MATERIAL FOR THIS TASK:
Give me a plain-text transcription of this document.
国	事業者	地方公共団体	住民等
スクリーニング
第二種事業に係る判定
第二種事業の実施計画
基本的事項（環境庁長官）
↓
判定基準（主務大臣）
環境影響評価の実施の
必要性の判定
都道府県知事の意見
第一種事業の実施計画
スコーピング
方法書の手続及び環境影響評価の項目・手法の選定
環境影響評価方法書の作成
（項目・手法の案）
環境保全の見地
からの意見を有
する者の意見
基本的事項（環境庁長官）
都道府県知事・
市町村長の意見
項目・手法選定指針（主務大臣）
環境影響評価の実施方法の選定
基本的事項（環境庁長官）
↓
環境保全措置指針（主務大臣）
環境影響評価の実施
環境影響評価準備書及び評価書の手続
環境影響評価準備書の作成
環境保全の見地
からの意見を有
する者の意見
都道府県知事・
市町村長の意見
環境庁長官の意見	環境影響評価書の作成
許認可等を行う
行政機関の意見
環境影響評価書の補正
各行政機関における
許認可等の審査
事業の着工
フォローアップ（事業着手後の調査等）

EXERCISE DETAILS:
Type out the entries again, word for word.

OUTPUT OF THE TASK:
Give me a plain-text transcription of this document.
国	事業者	地方公共団体	住民等
スクリーニング
第二種事業に係る判定
第二種事業の実施計画
基本的事項（環境庁長官）
↓
判定基準（主務大臣）
環境影響評価の実施の
必要性の判定
都道府県知事の意見
第一種事業の実施計画
スコーピング
方法書の手続及び環境影響評価の項目・手法の選定
環境影響評価方法書の作成
（項目・手法の案）
環境保全の見地
からの意見を有
する者の意見
基本的事項（環境庁長官）
都道府県知事・
市町村長の意見
項目・手法選定指針（主務大臣）
環境影響評価の実施方法の選定
基本的事項（環境庁長官）
↓
環境保全措置指針（主務大臣）
環境影響評価の実施
環境影響評価準備書及び評価書の手続
環境影響評価準備書の作成
環境保全の見地
からの意見を有
する者の意見
都道府県知事・
市町村長の意見
環境庁長官の意見	環境影響評価書の作成
許認可等を行う
行政機関の意見
環境影響評価書の補正
各行政機関における
許認可等の審査
事業の着工
フォローアップ（事業着手後の調査等）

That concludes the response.